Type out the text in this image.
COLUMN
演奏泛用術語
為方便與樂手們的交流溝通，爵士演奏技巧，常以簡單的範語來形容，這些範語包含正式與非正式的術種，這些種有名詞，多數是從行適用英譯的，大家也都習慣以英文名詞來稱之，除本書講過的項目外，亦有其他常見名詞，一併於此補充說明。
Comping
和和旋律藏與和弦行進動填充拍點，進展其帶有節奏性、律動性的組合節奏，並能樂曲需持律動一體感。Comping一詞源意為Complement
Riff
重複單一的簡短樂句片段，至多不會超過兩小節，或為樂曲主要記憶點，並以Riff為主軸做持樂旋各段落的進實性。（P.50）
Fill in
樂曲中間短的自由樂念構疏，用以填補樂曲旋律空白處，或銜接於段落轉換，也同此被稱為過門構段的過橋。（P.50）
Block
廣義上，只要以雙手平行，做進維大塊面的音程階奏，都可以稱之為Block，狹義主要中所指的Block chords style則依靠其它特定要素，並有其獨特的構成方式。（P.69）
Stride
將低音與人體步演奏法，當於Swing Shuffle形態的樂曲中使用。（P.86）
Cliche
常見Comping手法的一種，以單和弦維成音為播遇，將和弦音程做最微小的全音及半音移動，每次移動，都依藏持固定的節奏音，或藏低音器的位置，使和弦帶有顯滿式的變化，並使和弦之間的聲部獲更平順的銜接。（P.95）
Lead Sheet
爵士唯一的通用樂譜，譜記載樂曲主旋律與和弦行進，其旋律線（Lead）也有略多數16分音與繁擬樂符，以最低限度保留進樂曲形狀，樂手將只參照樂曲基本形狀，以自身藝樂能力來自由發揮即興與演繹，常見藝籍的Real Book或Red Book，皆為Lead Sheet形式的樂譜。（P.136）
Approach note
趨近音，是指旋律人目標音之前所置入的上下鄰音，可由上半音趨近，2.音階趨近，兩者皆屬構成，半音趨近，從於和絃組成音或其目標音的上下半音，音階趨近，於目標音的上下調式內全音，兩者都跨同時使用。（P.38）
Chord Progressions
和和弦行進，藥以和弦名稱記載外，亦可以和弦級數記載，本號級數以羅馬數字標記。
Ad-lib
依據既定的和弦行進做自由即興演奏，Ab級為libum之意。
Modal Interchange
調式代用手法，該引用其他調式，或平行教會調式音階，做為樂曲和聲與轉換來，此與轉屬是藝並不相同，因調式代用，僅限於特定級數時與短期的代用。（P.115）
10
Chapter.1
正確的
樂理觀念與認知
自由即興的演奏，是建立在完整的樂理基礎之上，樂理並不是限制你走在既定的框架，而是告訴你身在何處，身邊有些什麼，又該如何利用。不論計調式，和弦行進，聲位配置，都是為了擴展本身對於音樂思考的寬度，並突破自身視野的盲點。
§
> [What is being asked] Copy out the material word for word and line for line.

> [Exercise response]
Type out the text in this image.
COLUMN
演奏泛用術語
為方便與樂手們的交流溝通，爵士演奏技巧，常以簡單的範語來形容，這些範語包含正式與非正式的術種，這些種有名詞，多數是從行適用英譯的，大家也都習慣以英文名詞來稱之，除本書講過的項目外，亦有其他常見名詞，一併於此補充說明。
Comping
和和旋律藏與和弦行進動填充拍點，進展其帶有節奏性、律動性的組合節奏，並能樂曲需持律動一體感。Comping一詞源意為Complement
Riff
重複單一的簡短樂句片段，至多不會超過兩小節，或為樂曲主要記憶點，並以Riff為主軸做持樂旋各段落的進實性。（P.50）
Fill in
樂曲中間短的自由樂念構疏，用以填補樂曲旋律空白處，或銜接於段落轉換，也同此被稱為過門構段的過橋。（P.50）
Block
廣義上，只要以雙手平行，做進維大塊面的音程階奏，都可以稱之為Block，狹義主要中所指的Block chords style則依靠其它特定要素，並有其獨特的構成方式。（P.69）
Stride
將低音與人體步演奏法，當於Swing Shuffle形態的樂曲中使用。（P.86）
Cliche
常見Comping手法的一種，以單和弦維成音為播遇，將和弦音程做最微小的全音及半音移動，每次移動，都依藏持固定的節奏音，或藏低音器的位置，使和弦帶有顯滿式的變化，並使和弦之間的聲部獲更平順的銜接。（P.95）
Lead Sheet
爵士唯一的通用樂譜，譜記載樂曲主旋律與和弦行進，其旋律線（Lead）也有略多數16分音與繁擬樂符，以最低限度保留進樂曲形狀，樂手將只參照樂曲基本形狀，以自身藝樂能力來自由發揮即興與演繹，常見藝籍的Real Book或Red Book，皆為Lead Sheet形式的樂譜。（P.136）
Approach note
趨近音，是指旋律人目標音之前所置入的上下鄰音，可由上半音趨近，2.音階趨近，兩者皆屬構成，半音趨近，從於和絃組成音或其目標音的上下半音，音階趨近，於目標音的上下調式內全音，兩者都跨同時使用。（P.38）
Chord Progressions
和和弦行進，藥以和弦名稱記載外，亦可以和弦級數記載，本號級數以羅馬數字標記。
Ad-lib
依據既定的和弦行進做自由即興演奏，Ab級為libum之意。
Modal Interchange
調式代用手法，該引用其他調式，或平行教會調式音階，做為樂曲和聲與轉換來，此與轉屬是藝並不相同，因調式代用，僅限於特定級數時與短期的代用。（P.115）
10
Chapter.1
正確的
樂理觀念與認知
自由即興的演奏，是建立在完整的樂理基礎之上，樂理並不是限制你走在既定的框架，而是告訴你身在何處，身邊有些什麼，又該如何利用。不論計調式，和弦行進，聲位配置，都是為了擴展本身對於音樂思考的寬度，並突破自身視野的盲點。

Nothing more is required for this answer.